▸ **Brief**:
Lines containing the string "ciclo" are to be counted. Write only how many there are.

▸ **Available records**:
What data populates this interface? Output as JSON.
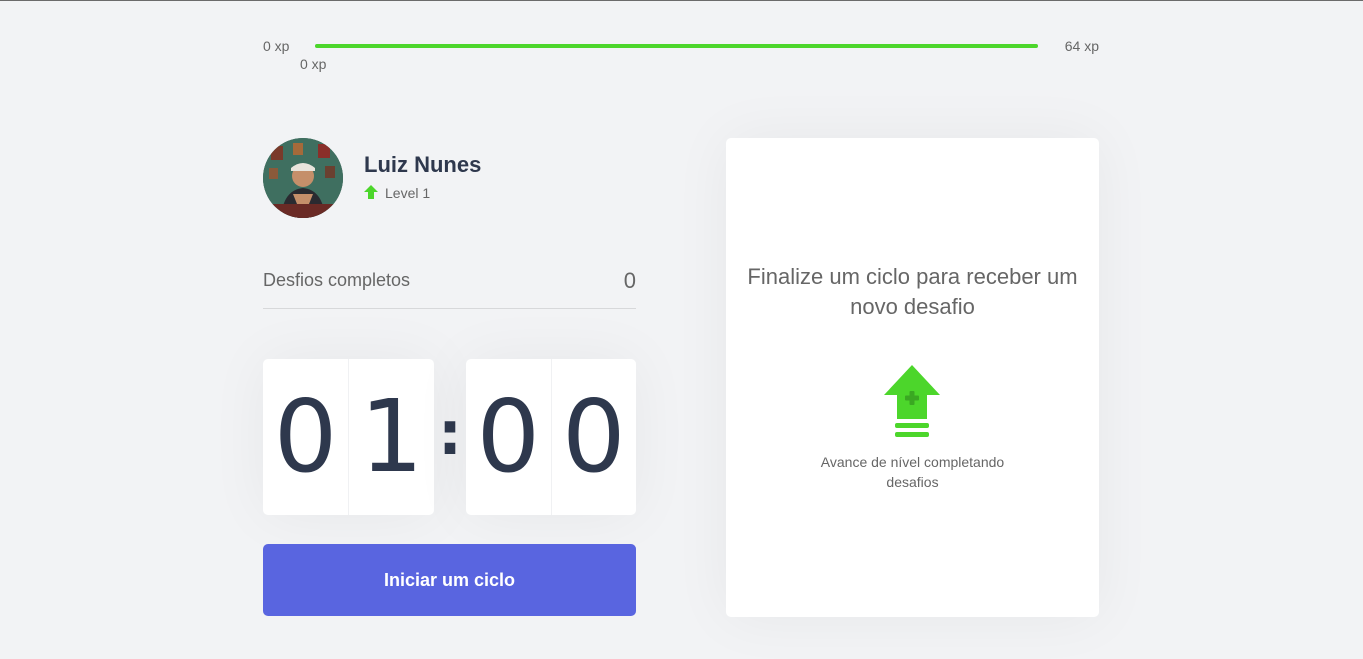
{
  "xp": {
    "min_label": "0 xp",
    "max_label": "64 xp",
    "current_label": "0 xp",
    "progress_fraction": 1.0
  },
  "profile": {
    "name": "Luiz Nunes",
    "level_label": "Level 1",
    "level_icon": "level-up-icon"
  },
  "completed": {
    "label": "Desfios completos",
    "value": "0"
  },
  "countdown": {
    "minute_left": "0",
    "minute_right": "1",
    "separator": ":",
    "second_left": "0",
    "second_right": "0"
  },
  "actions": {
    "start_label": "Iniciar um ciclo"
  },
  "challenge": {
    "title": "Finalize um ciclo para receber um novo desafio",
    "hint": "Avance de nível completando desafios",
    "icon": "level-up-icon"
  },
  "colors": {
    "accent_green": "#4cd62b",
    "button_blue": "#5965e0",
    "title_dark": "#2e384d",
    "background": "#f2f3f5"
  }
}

==

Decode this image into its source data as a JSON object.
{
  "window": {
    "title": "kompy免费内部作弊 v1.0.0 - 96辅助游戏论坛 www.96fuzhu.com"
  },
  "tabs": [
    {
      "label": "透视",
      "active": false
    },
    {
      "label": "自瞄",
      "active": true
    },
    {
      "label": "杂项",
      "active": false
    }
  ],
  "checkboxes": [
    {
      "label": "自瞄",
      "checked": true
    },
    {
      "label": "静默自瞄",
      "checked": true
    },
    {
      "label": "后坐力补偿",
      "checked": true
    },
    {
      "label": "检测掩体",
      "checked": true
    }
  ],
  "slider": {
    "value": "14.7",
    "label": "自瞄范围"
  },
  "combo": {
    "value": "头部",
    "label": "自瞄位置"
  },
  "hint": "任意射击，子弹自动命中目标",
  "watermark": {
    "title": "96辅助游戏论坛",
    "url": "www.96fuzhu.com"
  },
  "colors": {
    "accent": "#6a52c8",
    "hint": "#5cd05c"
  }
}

▸ **Final result**:
2